## [Instruction 1]
Please retype the lines of the entries from the line with "5, 1441, 34]" to the line with "pages-plugin: PAGES Home", both included, and nothing else.

= Rough Cut (TV series) =

Welsh television series

Rough Cut (Welsh: Dal y Mellt: translates as "Catch the Lightning") is a Welsh language contemporary thriller series.

== About ==
Dal y Mellt is a six-part series made by Vox Pictures and originally shown on S4C.

The series is based on the contemporary thriller novel written by Iwan ‘Iwcs’ Roberts, from Trawsfynydd and is set in Meirionydd, Cardiff and Soho in London. The novelist Iwan Roberts also wrote the script and co-produced the drama alongside Llŷr Morus and Huw Chiswell.

The series director, Huw Chiswell says that filming was a challenge where 6 hours had to be finished in 50 days.

A second series of the show would return to S4C in 2024.

== Netflix ==
Abacus Media Rights sold the crime drama to Netflix which is set to be the first Welsh language-only drama licensed on Netflix, streaming in the UK from April 2023.

Benjamin King of Netflix said that has said that the content that is made in Wales and about Wales "travels extremely well" to worldwide audiences.

Listings of boxed layout items:
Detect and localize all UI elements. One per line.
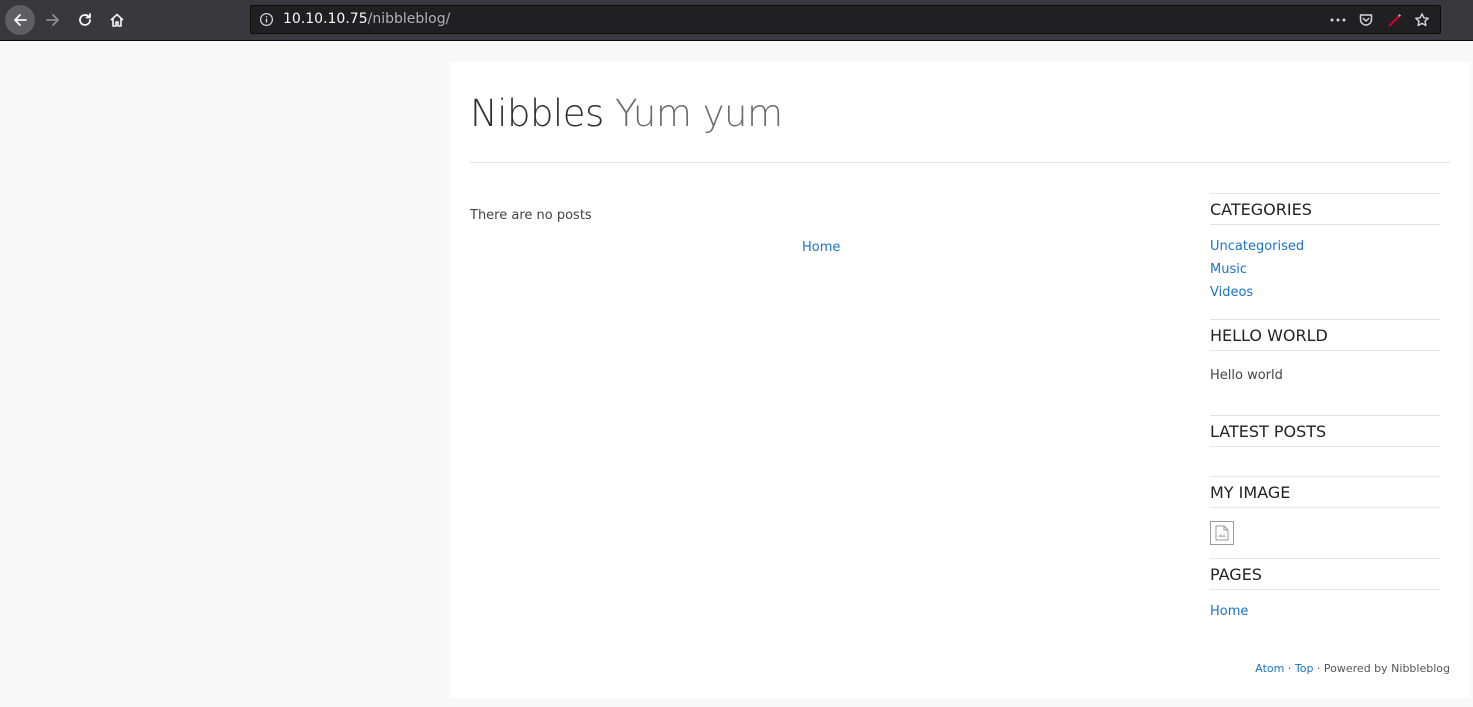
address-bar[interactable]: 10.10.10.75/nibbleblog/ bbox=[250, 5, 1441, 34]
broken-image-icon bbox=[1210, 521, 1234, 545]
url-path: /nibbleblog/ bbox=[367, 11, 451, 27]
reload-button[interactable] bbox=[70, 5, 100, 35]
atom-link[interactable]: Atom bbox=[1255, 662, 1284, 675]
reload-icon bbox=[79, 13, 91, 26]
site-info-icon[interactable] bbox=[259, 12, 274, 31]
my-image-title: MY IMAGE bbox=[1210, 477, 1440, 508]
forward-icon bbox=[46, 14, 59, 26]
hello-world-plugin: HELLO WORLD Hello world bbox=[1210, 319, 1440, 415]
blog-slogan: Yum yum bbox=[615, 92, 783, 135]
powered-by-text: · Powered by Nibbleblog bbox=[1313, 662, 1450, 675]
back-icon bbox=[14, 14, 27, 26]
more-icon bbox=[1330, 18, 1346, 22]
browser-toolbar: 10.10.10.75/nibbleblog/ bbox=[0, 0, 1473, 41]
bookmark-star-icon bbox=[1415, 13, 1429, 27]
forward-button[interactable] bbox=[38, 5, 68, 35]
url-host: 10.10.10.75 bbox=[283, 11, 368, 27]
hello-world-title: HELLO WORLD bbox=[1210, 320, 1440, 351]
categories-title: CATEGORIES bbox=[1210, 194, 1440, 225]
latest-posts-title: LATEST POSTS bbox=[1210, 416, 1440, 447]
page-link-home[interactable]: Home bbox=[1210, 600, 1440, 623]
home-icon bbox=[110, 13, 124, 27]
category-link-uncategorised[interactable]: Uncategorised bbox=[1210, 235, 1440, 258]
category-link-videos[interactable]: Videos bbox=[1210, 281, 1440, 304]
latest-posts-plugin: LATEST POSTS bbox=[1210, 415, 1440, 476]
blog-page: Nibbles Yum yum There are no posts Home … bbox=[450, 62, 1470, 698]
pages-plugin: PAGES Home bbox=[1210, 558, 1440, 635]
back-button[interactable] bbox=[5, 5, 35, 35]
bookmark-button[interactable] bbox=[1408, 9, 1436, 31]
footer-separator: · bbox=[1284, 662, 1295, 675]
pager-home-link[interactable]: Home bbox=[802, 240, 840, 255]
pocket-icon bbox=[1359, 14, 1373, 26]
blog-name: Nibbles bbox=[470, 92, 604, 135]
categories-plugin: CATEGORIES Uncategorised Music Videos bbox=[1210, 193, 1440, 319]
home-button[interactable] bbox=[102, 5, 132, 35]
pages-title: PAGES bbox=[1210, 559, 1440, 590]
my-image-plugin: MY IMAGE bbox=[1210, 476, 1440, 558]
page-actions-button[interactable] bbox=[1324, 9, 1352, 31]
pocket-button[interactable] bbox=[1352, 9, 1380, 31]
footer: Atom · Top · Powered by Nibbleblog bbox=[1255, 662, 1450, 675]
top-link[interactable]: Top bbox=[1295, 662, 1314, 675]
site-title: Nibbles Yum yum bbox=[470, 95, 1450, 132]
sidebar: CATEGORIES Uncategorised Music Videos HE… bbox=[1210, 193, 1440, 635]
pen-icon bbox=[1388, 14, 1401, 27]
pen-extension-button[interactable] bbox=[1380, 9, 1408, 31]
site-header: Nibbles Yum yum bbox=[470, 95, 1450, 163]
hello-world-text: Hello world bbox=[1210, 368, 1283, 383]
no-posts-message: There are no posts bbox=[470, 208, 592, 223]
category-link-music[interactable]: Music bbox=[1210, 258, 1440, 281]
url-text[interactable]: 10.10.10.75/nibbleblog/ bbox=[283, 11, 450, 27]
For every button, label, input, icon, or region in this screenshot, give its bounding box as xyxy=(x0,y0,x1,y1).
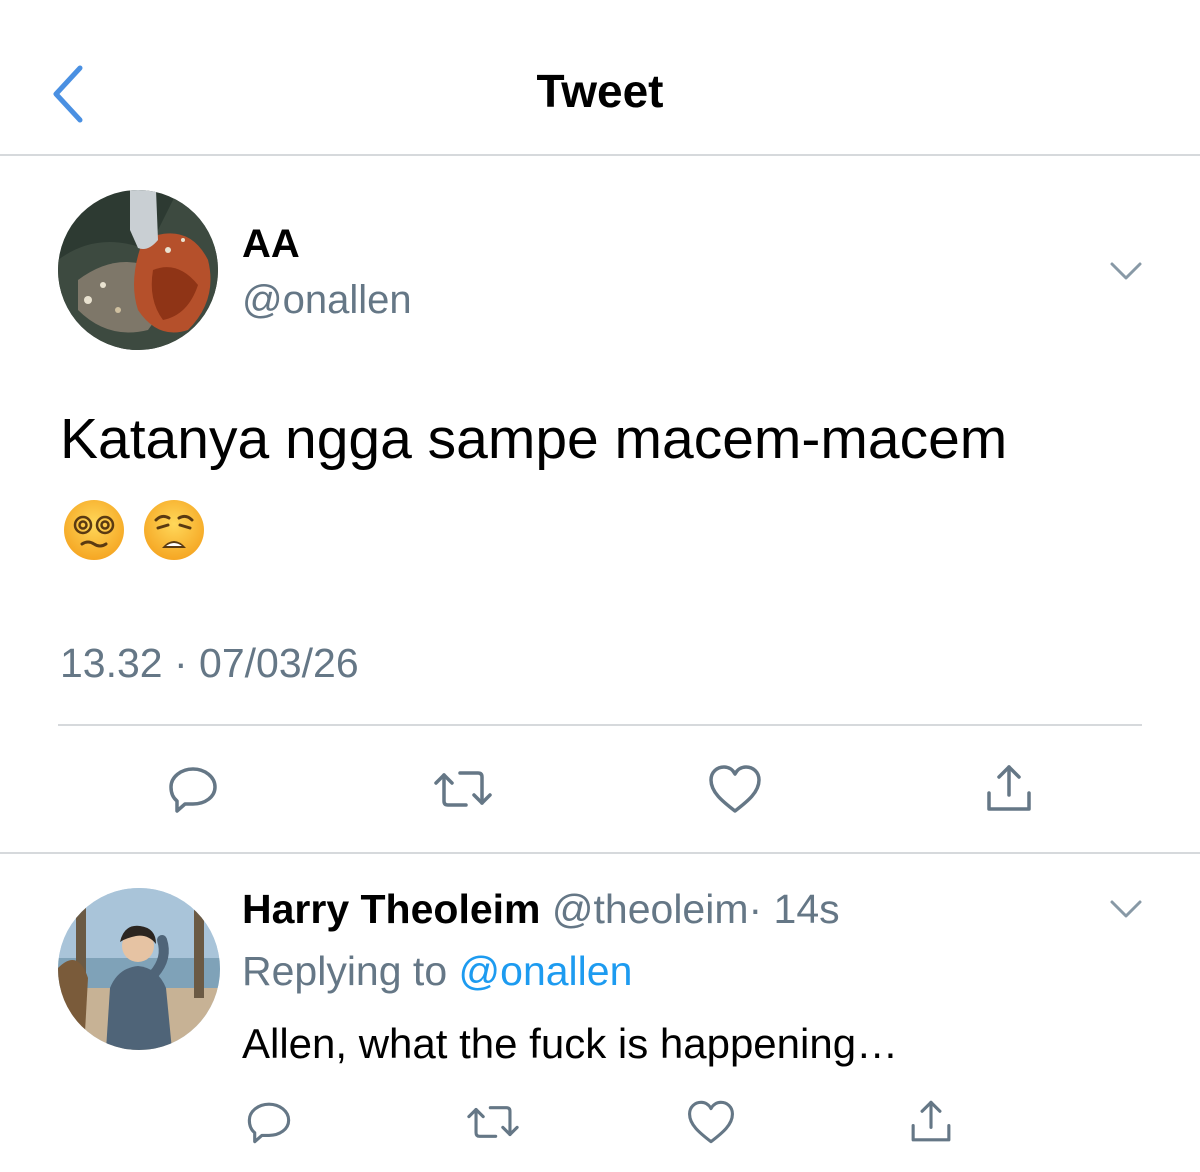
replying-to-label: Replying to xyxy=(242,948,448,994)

## [Instruction 2]
Echo the passage of the text on the Rough Cut series from "Welsh television series" to "in 50 days." word for word.

## [Solution 1]
address-bar[interactable]: 10.10.10.75/nibbleblog/ bbox=[250, 5, 1441, 34]
broken-image-icon bbox=[1210, 521, 1234, 545]
url-path: /nibbleblog/ bbox=[367, 11, 451, 27]
reload-button[interactable] bbox=[70, 5, 100, 35]
atom-link[interactable]: Atom bbox=[1255, 662, 1284, 675]
reload-icon bbox=[79, 13, 91, 26]
site-info-icon[interactable] bbox=[259, 12, 274, 31]
my-image-title: MY IMAGE bbox=[1210, 477, 1440, 508]
forward-icon bbox=[46, 14, 59, 26]
hello-world-plugin: HELLO WORLD Hello world bbox=[1210, 319, 1440, 415]
blog-slogan: Yum yum bbox=[615, 92, 783, 135]
powered-by-text: · Powered by Nibbleblog bbox=[1313, 662, 1450, 675]
back-icon bbox=[14, 14, 27, 26]
more-icon bbox=[1330, 18, 1346, 22]
browser-toolbar: 10.10.10.75/nibbleblog/ bbox=[0, 0, 1473, 41]
bookmark-star-icon bbox=[1415, 13, 1429, 27]
forward-button[interactable] bbox=[38, 5, 68, 35]
url-host: 10.10.10.75 bbox=[283, 11, 368, 27]
hello-world-title: HELLO WORLD bbox=[1210, 320, 1440, 351]
categories-title: CATEGORIES bbox=[1210, 194, 1440, 225]
latest-posts-title: LATEST POSTS bbox=[1210, 416, 1440, 447]
page-link-home[interactable]: Home bbox=[1210, 600, 1440, 623]
home-icon bbox=[110, 13, 124, 27]
category-link-uncategorised[interactable]: Uncategorised bbox=[1210, 235, 1440, 258]
category-link-videos[interactable]: Videos bbox=[1210, 281, 1440, 304]
latest-posts-plugin: LATEST POSTS bbox=[1210, 415, 1440, 476]
blog-page: Nibbles Yum yum There are no posts Home … bbox=[450, 62, 1470, 698]
pages-plugin: PAGES Home bbox=[1210, 558, 1440, 635]

## [Solution 2]
Welsh television series

Rough Cut (Welsh: Dal y Mellt: translates as "Catch the Lightning") is a Welsh language contemporary thriller series.

== About ==
Dal y Mellt is a six-part series made by Vox Pictures and originally shown on S4C.

The series is based on the contemporary thriller novel written by Iwan ‘Iwcs’ Roberts, from Trawsfynydd and is set in Meirionydd, Cardiff and Soho in London. The novelist Iwan Roberts also wrote the script and co-produced the drama alongside Llŷr Morus and Huw Chiswell.

The series director, Huw Chiswell says that filming was a challenge where 6 hours had to be finished in 50 days.